> _What is asked_:
Can you write out the data verbatim, starting at its first line and ending at the line that contains "tick-label: 0 bbox=[1324, 1002, 1336, 1025]"?

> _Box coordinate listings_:
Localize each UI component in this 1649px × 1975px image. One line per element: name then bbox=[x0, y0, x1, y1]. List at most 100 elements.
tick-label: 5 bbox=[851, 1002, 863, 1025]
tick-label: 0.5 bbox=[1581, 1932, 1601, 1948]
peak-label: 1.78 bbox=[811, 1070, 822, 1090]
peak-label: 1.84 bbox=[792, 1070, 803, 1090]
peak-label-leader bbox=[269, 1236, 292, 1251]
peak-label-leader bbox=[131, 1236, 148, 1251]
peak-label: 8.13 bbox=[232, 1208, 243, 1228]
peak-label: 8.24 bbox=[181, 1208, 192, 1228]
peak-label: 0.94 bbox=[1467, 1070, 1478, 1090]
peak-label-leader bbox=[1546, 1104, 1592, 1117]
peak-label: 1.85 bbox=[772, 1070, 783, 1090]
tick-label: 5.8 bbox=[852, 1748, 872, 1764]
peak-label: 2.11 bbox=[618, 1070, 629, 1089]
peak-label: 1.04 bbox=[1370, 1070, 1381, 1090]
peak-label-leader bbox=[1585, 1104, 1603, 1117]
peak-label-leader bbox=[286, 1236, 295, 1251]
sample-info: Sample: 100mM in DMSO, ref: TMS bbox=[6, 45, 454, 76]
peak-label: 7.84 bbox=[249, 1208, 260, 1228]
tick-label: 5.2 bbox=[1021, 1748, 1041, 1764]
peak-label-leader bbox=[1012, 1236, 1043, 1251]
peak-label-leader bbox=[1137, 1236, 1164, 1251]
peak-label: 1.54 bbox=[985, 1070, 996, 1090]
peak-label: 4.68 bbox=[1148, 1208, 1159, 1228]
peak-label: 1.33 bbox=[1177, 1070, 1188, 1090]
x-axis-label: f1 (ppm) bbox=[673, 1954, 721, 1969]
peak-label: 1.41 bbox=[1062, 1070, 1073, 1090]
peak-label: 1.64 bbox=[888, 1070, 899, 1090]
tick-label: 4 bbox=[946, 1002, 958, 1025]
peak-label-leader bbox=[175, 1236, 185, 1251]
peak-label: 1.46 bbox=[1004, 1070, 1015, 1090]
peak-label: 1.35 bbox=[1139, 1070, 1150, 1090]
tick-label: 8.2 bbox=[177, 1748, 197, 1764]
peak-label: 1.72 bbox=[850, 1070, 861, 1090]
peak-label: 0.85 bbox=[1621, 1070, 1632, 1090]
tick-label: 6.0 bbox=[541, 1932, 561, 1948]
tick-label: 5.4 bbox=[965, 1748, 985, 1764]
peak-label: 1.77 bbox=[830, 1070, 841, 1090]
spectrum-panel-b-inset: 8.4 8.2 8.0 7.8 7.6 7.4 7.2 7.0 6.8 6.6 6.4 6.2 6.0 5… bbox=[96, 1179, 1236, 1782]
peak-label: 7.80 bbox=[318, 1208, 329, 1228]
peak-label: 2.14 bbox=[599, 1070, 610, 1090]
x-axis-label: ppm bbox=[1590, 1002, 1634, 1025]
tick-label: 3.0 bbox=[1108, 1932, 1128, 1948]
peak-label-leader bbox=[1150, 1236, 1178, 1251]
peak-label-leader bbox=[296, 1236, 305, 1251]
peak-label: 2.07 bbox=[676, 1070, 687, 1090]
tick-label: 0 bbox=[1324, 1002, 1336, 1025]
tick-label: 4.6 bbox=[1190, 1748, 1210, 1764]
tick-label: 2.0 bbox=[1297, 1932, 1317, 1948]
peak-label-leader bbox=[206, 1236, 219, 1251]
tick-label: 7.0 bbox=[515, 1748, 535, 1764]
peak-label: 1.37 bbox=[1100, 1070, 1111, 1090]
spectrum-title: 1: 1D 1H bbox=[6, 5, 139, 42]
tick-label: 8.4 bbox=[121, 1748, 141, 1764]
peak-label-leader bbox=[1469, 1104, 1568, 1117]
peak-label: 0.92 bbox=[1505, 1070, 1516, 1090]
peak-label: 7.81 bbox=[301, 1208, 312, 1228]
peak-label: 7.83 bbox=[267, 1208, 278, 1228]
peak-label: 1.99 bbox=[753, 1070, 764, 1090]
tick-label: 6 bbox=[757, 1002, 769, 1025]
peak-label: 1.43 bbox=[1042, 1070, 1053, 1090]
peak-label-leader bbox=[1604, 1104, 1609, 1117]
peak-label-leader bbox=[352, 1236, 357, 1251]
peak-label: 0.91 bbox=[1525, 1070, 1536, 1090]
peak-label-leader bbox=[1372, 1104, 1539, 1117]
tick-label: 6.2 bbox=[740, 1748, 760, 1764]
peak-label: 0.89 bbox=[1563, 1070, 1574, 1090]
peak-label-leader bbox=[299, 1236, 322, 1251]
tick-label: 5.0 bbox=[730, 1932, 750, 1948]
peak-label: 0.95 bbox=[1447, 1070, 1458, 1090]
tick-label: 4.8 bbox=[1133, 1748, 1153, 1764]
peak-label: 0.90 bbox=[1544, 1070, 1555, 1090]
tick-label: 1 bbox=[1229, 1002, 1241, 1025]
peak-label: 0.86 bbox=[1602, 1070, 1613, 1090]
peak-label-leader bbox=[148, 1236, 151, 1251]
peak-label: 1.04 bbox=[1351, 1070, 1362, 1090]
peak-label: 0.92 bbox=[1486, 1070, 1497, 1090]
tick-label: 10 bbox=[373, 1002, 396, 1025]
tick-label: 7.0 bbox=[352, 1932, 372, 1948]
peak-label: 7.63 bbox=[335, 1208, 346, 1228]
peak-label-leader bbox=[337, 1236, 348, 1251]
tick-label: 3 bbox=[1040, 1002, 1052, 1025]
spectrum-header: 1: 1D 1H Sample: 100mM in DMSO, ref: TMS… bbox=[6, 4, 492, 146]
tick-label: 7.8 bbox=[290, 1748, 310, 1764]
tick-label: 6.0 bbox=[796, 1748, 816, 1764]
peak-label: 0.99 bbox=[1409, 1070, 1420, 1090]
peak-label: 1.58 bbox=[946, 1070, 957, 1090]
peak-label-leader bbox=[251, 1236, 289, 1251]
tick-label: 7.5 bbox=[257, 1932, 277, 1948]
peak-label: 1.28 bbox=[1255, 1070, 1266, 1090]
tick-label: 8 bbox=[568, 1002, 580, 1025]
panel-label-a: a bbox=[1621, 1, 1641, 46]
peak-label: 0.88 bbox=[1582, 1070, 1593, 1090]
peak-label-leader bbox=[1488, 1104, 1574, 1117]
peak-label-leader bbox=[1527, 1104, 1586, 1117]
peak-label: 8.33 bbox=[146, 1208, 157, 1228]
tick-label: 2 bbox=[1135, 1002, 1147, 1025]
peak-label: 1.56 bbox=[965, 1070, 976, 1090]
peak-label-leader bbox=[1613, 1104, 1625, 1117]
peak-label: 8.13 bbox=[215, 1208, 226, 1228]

> _Answer_:
Localize each UI component in this 1649px × 1975px image. One line per element: name then bbox=[x0, y0, x1, y1]. List at most 100 elements.
tick-label: 5 bbox=[851, 1002, 863, 1025]
tick-label: 0.5 bbox=[1581, 1932, 1601, 1948]
peak-label: 1.78 bbox=[811, 1070, 822, 1090]
peak-label: 1.84 bbox=[792, 1070, 803, 1090]
peak-label-leader bbox=[269, 1236, 292, 1251]
peak-label-leader bbox=[131, 1236, 148, 1251]
peak-label: 8.13 bbox=[232, 1208, 243, 1228]
peak-label: 8.24 bbox=[181, 1208, 192, 1228]
peak-label: 0.94 bbox=[1467, 1070, 1478, 1090]
peak-label-leader bbox=[1546, 1104, 1592, 1117]
peak-label: 1.85 bbox=[772, 1070, 783, 1090]
tick-label: 5.8 bbox=[852, 1748, 872, 1764]
peak-label: 2.11 bbox=[618, 1070, 629, 1089]
peak-label: 1.04 bbox=[1370, 1070, 1381, 1090]
peak-label-leader bbox=[1585, 1104, 1603, 1117]
peak-label-leader bbox=[286, 1236, 295, 1251]
sample-info: Sample: 100mM in DMSO, ref: TMS bbox=[6, 45, 454, 76]
peak-label: 7.84 bbox=[249, 1208, 260, 1228]
tick-label: 5.2 bbox=[1021, 1748, 1041, 1764]
peak-label-leader bbox=[1012, 1236, 1043, 1251]
peak-label-leader bbox=[1137, 1236, 1164, 1251]
peak-label: 1.54 bbox=[985, 1070, 996, 1090]
peak-label: 4.68 bbox=[1148, 1208, 1159, 1228]
peak-label: 1.33 bbox=[1177, 1070, 1188, 1090]
x-axis-label: f1 (ppm) bbox=[673, 1954, 721, 1969]
peak-label: 1.41 bbox=[1062, 1070, 1073, 1090]
peak-label: 1.64 bbox=[888, 1070, 899, 1090]
tick-label: 4 bbox=[946, 1002, 958, 1025]
peak-label-leader bbox=[175, 1236, 185, 1251]
peak-label: 1.46 bbox=[1004, 1070, 1015, 1090]
peak-label: 1.35 bbox=[1139, 1070, 1150, 1090]
tick-label: 8.2 bbox=[177, 1748, 197, 1764]
peak-label: 1.72 bbox=[850, 1070, 861, 1090]
peak-label: 0.85 bbox=[1621, 1070, 1632, 1090]
tick-label: 6.0 bbox=[541, 1932, 561, 1948]
tick-label: 5.4 bbox=[965, 1748, 985, 1764]
peak-label: 1.77 bbox=[830, 1070, 841, 1090]
spectrum-panel-b-inset: 8.4 8.2 8.0 7.8 7.6 7.4 7.2 7.0 6.8 6.6 6.4 6.2 6.0 5… bbox=[96, 1179, 1236, 1782]
peak-label: 7.80 bbox=[318, 1208, 329, 1228]
peak-label: 2.14 bbox=[599, 1070, 610, 1090]
x-axis-label: ppm bbox=[1590, 1002, 1634, 1025]
tick-label: 3.0 bbox=[1108, 1932, 1128, 1948]
peak-label-leader bbox=[1150, 1236, 1178, 1251]
peak-label-leader bbox=[296, 1236, 305, 1251]
peak-label: 2.07 bbox=[676, 1070, 687, 1090]
tick-label: 0 bbox=[1324, 1002, 1336, 1025]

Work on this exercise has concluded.